* _Exercise goal_
Reproduce the whole listing, character for character.

* _Extracted data_
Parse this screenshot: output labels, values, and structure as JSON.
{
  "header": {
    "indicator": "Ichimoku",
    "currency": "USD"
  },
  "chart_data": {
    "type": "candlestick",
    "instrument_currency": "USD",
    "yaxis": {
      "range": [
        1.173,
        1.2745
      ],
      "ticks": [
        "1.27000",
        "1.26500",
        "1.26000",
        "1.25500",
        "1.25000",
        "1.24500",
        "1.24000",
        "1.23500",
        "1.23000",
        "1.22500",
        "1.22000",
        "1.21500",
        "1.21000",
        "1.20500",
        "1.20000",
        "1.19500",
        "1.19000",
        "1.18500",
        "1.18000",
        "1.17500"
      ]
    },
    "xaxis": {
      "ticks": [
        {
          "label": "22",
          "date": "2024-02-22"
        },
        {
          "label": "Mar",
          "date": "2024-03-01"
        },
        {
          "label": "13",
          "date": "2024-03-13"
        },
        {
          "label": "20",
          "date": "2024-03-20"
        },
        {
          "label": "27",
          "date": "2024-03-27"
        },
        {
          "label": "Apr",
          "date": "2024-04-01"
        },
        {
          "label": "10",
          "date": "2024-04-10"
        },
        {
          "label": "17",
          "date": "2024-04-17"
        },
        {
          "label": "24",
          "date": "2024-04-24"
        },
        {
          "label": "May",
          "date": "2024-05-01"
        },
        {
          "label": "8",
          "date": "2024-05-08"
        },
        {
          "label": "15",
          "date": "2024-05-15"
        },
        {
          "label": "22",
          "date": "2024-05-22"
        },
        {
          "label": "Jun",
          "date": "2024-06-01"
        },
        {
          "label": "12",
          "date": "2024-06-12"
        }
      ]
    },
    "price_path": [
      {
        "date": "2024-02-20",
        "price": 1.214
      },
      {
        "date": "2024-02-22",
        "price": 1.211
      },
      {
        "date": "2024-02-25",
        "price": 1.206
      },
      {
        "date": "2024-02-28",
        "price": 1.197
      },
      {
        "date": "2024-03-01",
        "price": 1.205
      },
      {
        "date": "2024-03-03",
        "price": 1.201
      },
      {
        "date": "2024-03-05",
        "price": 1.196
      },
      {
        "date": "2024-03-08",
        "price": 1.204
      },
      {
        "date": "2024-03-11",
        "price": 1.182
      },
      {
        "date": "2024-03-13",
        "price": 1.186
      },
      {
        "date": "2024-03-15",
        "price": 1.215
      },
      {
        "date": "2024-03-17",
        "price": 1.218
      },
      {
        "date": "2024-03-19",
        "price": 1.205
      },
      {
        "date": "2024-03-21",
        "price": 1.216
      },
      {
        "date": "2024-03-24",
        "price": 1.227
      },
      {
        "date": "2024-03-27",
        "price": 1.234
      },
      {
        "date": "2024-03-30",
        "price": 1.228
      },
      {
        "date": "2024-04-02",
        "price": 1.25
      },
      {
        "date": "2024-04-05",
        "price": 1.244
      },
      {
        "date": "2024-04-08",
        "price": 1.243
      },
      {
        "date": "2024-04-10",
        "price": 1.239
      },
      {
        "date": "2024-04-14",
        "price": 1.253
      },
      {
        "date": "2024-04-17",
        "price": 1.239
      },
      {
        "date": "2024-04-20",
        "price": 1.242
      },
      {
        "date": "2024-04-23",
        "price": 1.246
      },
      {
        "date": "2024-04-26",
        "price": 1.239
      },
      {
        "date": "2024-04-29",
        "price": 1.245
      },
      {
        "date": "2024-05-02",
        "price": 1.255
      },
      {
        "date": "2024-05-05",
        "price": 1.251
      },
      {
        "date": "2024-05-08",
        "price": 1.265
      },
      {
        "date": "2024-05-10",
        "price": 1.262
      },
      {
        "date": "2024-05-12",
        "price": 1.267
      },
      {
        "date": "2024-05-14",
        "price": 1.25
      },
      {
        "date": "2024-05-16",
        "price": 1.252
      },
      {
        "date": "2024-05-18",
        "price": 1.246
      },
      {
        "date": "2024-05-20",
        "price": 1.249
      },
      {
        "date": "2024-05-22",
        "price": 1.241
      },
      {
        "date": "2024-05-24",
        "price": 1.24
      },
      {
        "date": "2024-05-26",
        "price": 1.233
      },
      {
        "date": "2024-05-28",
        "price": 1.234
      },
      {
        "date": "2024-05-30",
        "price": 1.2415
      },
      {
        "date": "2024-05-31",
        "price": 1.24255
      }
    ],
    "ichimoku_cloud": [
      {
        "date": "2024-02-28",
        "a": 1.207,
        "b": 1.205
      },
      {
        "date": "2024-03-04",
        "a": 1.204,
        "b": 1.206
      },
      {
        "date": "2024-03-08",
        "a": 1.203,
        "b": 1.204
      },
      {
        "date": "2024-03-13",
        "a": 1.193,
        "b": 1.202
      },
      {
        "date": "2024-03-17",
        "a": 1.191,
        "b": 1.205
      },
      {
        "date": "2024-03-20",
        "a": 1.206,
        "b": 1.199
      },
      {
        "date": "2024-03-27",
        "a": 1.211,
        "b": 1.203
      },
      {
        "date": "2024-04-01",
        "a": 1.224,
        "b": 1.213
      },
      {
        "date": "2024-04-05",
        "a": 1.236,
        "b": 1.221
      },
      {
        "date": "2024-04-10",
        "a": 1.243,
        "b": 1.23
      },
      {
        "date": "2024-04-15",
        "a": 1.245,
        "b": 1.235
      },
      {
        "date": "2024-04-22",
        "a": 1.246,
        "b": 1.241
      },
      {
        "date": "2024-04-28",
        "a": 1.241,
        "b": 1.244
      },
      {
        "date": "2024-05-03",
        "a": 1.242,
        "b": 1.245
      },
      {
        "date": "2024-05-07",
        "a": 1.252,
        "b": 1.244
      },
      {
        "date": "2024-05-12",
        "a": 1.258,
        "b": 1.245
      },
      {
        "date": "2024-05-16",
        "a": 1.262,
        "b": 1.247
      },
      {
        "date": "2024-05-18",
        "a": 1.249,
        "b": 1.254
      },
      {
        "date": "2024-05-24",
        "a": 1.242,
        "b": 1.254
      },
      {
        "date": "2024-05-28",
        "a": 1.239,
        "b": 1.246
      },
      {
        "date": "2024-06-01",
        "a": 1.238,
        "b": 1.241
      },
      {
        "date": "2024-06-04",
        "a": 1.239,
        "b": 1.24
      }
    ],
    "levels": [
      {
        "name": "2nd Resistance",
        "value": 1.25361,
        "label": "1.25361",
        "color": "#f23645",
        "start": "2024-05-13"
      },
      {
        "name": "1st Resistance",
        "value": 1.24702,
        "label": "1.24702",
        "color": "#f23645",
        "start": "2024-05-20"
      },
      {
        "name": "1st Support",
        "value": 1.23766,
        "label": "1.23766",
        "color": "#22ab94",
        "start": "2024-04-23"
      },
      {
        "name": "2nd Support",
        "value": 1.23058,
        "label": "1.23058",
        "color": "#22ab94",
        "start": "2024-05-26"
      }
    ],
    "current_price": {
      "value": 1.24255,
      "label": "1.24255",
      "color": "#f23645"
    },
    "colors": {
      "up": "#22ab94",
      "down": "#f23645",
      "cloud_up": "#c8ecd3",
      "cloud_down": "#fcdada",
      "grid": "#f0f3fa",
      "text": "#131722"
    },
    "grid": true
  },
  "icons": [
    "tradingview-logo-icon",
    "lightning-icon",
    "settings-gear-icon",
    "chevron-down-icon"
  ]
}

* _Task output_
Parse this screenshot: output labels, values, and structure as JSON.
{
  "header": {
    "indicator": "Ichimoku",
    "currency": "USD"
  },
  "chart_data": {
    "type": "candlestick",
    "instrument_currency": "USD",
    "yaxis": {
      "range": [
        1.173,
        1.2745
      ],
      "ticks": [
        "1.27000",
        "1.26500",
        "1.26000",
        "1.25500",
        "1.25000",
        "1.24500",
        "1.24000",
        "1.23500",
        "1.23000",
        "1.22500",
        "1.22000",
        "1.21500",
        "1.21000",
        "1.20500",
        "1.20000",
        "1.19500",
        "1.19000",
        "1.18500",
        "1.18000",
        "1.17500"
      ]
    },
    "xaxis": {
      "ticks": [
        {
          "label": "22",
          "date": "2024-02-22"
        },
        {
          "label": "Mar",
          "date": "2024-03-01"
        },
        {
          "label": "13",
          "date": "2024-03-13"
        },
        {
          "label": "20",
          "date": "2024-03-20"
        },
        {
          "label": "27",
          "date": "2024-03-27"
        },
        {
          "label": "Apr",
          "date": "2024-04-01"
        },
        {
          "label": "10",
          "date": "2024-04-10"
        },
        {
          "label": "17",
          "date": "2024-04-17"
        },
        {
          "label": "24",
          "date": "2024-04-24"
        },
        {
          "label": "May",
          "date": "2024-05-01"
        },
        {
          "label": "8",
          "date": "2024-05-08"
        },
        {
          "label": "15",
          "date": "2024-05-15"
        },
        {
          "label": "22",
          "date": "2024-05-22"
        },
        {
          "label": "Jun",
          "date": "2024-06-01"
        },
        {
          "label": "12",
          "date": "2024-06-12"
        }
      ]
    },
    "price_path": [
      {
        "date": "2024-02-20",
        "price": 1.214
      },
      {
        "date": "2024-02-22",
        "price": 1.211
      },
      {
        "date": "2024-02-25",
        "price": 1.206
      },
      {
        "date": "2024-02-28",
        "price": 1.197
      },
      {
        "date": "2024-03-01",
        "price": 1.205
      },
      {
        "date": "2024-03-03",
        "price": 1.201
      },
      {
        "date": "2024-03-05",
        "price": 1.196
      },
      {
        "date": "2024-03-08",
        "price": 1.204
      },
      {
        "date": "2024-03-11",
        "price": 1.182
      },
      {
        "date": "2024-03-13",
        "price": 1.186
      },
      {
        "date": "2024-03-15",
        "price": 1.215
      },
      {
        "date": "2024-03-17",
        "price": 1.218
      },
      {
        "date": "2024-03-19",
        "price": 1.205
      },
      {
        "date": "2024-03-21",
        "price": 1.216
      },
      {
        "date": "2024-03-24",
        "price": 1.227
      },
      {
        "date": "2024-03-27",
        "price": 1.234
      },
      {
        "date": "2024-03-30",
        "price": 1.228
      },
      {
        "date": "2024-04-02",
        "price": 1.25
      },
      {
        "date": "2024-04-05",
        "price": 1.244
      },
      {
        "date": "2024-04-08",
        "price": 1.243
      },
      {
        "date": "2024-04-10",
        "price": 1.239
      },
      {
        "date": "2024-04-14",
        "price": 1.253
      },
      {
        "date": "2024-04-17",
        "price": 1.239
      },
      {
        "date": "2024-04-20",
        "price": 1.242
      },
      {
        "date": "2024-04-23",
        "price": 1.246
      },
      {
        "date": "2024-04-26",
        "price": 1.239
      },
      {
        "date": "2024-04-29",
        "price": 1.245
      },
      {
        "date": "2024-05-02",
        "price": 1.255
      },
      {
        "date": "2024-05-05",
        "price": 1.251
      },
      {
        "date": "2024-05-08",
        "price": 1.265
      },
      {
        "date": "2024-05-10",
        "price": 1.262
      },
      {
        "date": "2024-05-12",
        "price": 1.267
      },
      {
        "date": "2024-05-14",
        "price": 1.25
      },
      {
        "date": "2024-05-16",
        "price": 1.252
      },
      {
        "date": "2024-05-18",
        "price": 1.246
      },
      {
        "date": "2024-05-20",
        "price": 1.249
      },
      {
        "date": "2024-05-22",
        "price": 1.241
      },
      {
        "date": "2024-05-24",
        "price": 1.24
      },
      {
        "date": "2024-05-26",
        "price": 1.233
      },
      {
        "date": "2024-05-28",
        "price": 1.234
      },
      {
        "date": "2024-05-30",
        "price": 1.2415
      },
      {
        "date": "2024-05-31",
        "price": 1.24255
      }
    ],
    "ichimoku_cloud": [
      {
        "date": "2024-02-28",
        "a": 1.207,
        "b": 1.205
      },
      {
        "date": "2024-03-04",
        "a": 1.204,
        "b": 1.206
      },
      {
        "date": "2024-03-08",
        "a": 1.203,
        "b": 1.204
      },
      {
        "date": "2024-03-13",
        "a": 1.193,
        "b": 1.202
      },
      {
        "date": "2024-03-17",
        "a": 1.191,
        "b": 1.205
      },
      {
        "date": "2024-03-20",
        "a": 1.206,
        "b": 1.199
      },
      {
        "date": "2024-03-27",
        "a": 1.211,
        "b": 1.203
      },
      {
        "date": "2024-04-01",
        "a": 1.224,
        "b": 1.213
      },
      {
        "date": "2024-04-05",
        "a": 1.236,
        "b": 1.221
      },
      {
        "date": "2024-04-10",
        "a": 1.243,
        "b": 1.23
      },
      {
        "date": "2024-04-15",
        "a": 1.245,
        "b": 1.235
      },
      {
        "date": "2024-04-22",
        "a": 1.246,
        "b": 1.241
      },
      {
        "date": "2024-04-28",
        "a": 1.241,
        "b": 1.244
      },
      {
        "date": "2024-05-03",
        "a": 1.242,
        "b": 1.245
      },
      {
        "date": "2024-05-07",
        "a": 1.252,
        "b": 1.244
      },
      {
        "date": "2024-05-12",
        "a": 1.258,
        "b": 1.245
      },
      {
        "date": "2024-05-16",
        "a": 1.262,
        "b": 1.247
      },
      {
        "date": "2024-05-18",
        "a": 1.249,
        "b": 1.254
      },
      {
        "date": "2024-05-24",
        "a": 1.242,
        "b": 1.254
      },
      {
        "date": "2024-05-28",
        "a": 1.239,
        "b": 1.246
      },
      {
        "date": "2024-06-01",
        "a": 1.238,
        "b": 1.241
      },
      {
        "date": "2024-06-04",
        "a": 1.239,
        "b": 1.24
      }
    ],
    "levels": [
      {
        "name": "2nd Resistance",
        "value": 1.25361,
        "label": "1.25361",
        "color": "#f23645",
        "start": "2024-05-13"
      },
      {
        "name": "1st Resistance",
        "value": 1.24702,
        "label": "1.24702",
        "color": "#f23645",
        "start": "2024-05-20"
      },
      {
        "name": "1st Support",
        "value": 1.23766,
        "label": "1.23766",
        "color": "#22ab94",
        "start": "2024-04-23"
      },
      {
        "name": "2nd Support",
        "value": 1.23058,
        "label": "1.23058",
        "color": "#22ab94",
        "start": "2024-05-26"
      }
    ],
    "current_price": {
      "value": 1.24255,
      "label": "1.24255",
      "color": "#f23645"
    },
    "colors": {
      "up": "#22ab94",
      "down": "#f23645",
      "cloud_up": "#c8ecd3",
      "cloud_down": "#fcdada",
      "grid": "#f0f3fa",
      "text": "#131722"
    },
    "grid": true
  },
  "icons": [
    "tradingview-logo-icon",
    "lightning-icon",
    "settings-gear-icon",
    "chevron-down-icon"
  ]
}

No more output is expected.